> Problem details: Write out the material exactly, leaving every picture behind.

(Stored records)
## Begin

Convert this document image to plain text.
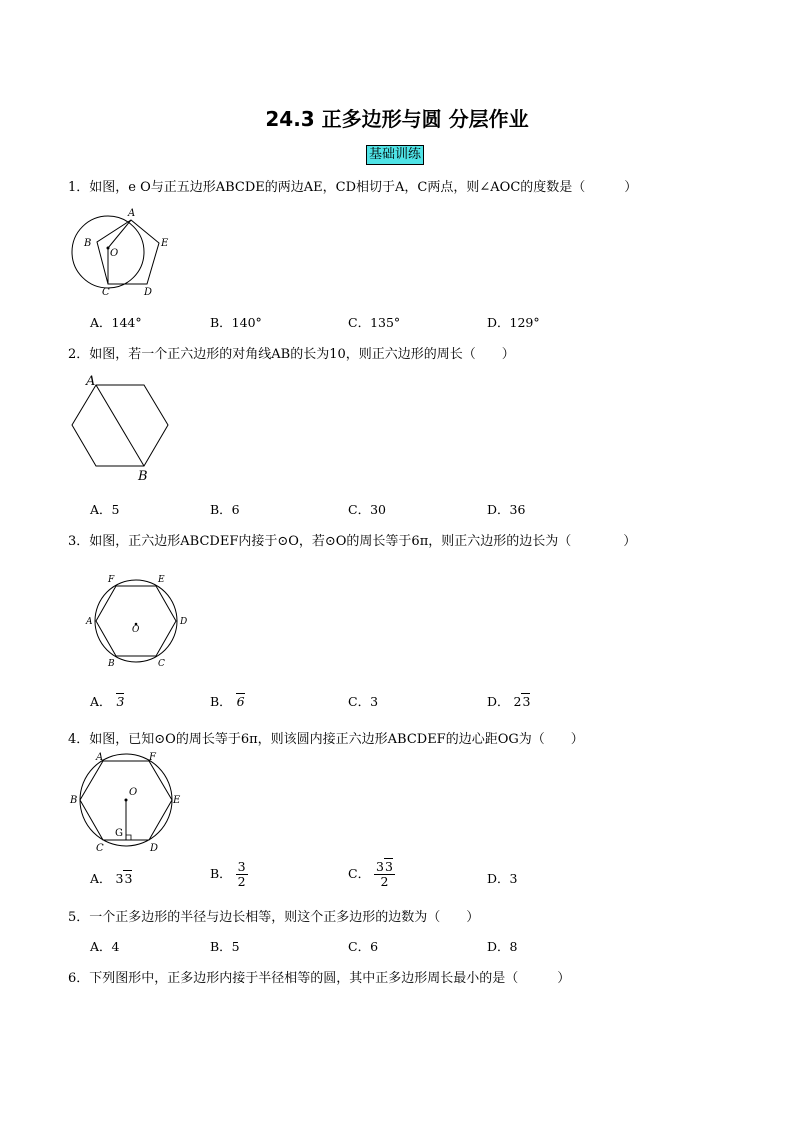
24.3 正多边形与圆 分层作业
基础训练
1．如图，e O与正五边形ABCDE的两边AE，CD相切于A，C两点，则∠AOC的度数是（　　　）
A
B
O
E
C	D
A．144°	B．140°	C．135°	D．129°
2．如图，若一个正六边形的对角线AB的长为10，则正六边形的周长（　　）
A
B
A．5	B．6	C．30	D．36
3．如图，正六边形ABCDEF内接于⊙O，若⊙O的周长等于6π，则正六边形的边长为（　　　　）
F	E
A
O
D
B	C
A． 3	B． 6	C．3	D． 23
4．如图，已知⊙O的周长等于6π，则该圆内接正六边形ABCDEF的边心距OG为（　　）
A	F
O
B	E
G
C	D
A． 33	B． $\frac{3}{2}$	C． $\frac{33}{2}$	D．3
5．一个正多边形的半径与边长相等，则这个正多边形的边数为（　　）
A．4	B．5	C．6	D．8
6．下列图形中，正多边形内接于半径相等的圆，其中正多边形周长最小的是（　　　）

## End

> In response:
Convert this document image to plain text.
24.3 正多边形与圆 分层作业
基础训练
1．如图，e O与正五边形ABCDE的两边AE，CD相切于A，C两点，则∠AOC的度数是（　　　）
A
B
O
E
C	D
A．144°	B．140°	C．135°	D．129°
2．如图，若一个正六边形的对角线AB的长为10，则正六边形的周长（　　）
A
B
A．5	B．6	C．30	D．36
3．如图，正六边形ABCDEF内接于⊙O，若⊙O的周长等于6π，则正六边形的边长为（　　　　）
F	E
A
O
D
B	C
A． 3	B． 6	C．3	D． 23
4．如图，已知⊙O的周长等于6π，则该圆内接正六边形ABCDEF的边心距OG为（　　）
A	F
O
B	E
G
C	D
A． 33	B． $\frac{3}{2}$	C． $\frac{33}{2}$	D．3
5．一个正多边形的半径与边长相等，则这个正多边形的边数为（　　）
A．4	B．5	C．6	D．8
6．下列图形中，正多边形内接于半径相等的圆，其中正多边形周长最小的是（　　　）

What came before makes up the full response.